» **Provided records**
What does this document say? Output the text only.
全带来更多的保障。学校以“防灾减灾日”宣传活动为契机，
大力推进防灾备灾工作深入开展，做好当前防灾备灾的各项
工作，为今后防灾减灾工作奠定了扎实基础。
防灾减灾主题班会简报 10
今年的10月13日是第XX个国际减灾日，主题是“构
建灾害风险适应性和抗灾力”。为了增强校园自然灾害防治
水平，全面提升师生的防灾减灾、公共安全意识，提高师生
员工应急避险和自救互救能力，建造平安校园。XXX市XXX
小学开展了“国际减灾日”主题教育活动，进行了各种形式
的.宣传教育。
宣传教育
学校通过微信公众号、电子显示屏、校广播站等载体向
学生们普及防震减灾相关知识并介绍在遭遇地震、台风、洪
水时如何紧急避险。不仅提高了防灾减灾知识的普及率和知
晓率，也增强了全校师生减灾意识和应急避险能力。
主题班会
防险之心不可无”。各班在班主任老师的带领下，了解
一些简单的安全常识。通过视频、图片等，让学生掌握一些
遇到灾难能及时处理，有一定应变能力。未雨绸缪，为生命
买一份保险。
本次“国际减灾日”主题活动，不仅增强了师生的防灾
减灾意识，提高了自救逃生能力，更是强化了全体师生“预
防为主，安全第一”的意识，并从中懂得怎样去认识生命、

» **Written problem**
Using the data above, reproduce every line exactly.

» **Result of the exercise**
What does this document say? Output the text only.
全带来更多的保障。学校以“防灾减灾日”宣传活动为契机，
大力推进防灾备灾工作深入开展，做好当前防灾备灾的各项
工作，为今后防灾减灾工作奠定了扎实基础。
防灾减灾主题班会简报 10
今年的10月13日是第XX个国际减灾日，主题是“构
建灾害风险适应性和抗灾力”。为了增强校园自然灾害防治
水平，全面提升师生的防灾减灾、公共安全意识，提高师生
员工应急避险和自救互救能力，建造平安校园。XXX市XXX
小学开展了“国际减灾日”主题教育活动，进行了各种形式
的.宣传教育。
宣传教育
学校通过微信公众号、电子显示屏、校广播站等载体向
学生们普及防震减灾相关知识并介绍在遭遇地震、台风、洪
水时如何紧急避险。不仅提高了防灾减灾知识的普及率和知
晓率，也增强了全校师生减灾意识和应急避险能力。
主题班会
防险之心不可无”。各班在班主任老师的带领下，了解
一些简单的安全常识。通过视频、图片等，让学生掌握一些
遇到灾难能及时处理，有一定应变能力。未雨绸缪，为生命
买一份保险。
本次“国际减灾日”主题活动，不仅增强了师生的防灾
减灾意识，提高了自救逃生能力，更是强化了全体师生“预
防为主，安全第一”的意识，并从中懂得怎样去认识生命、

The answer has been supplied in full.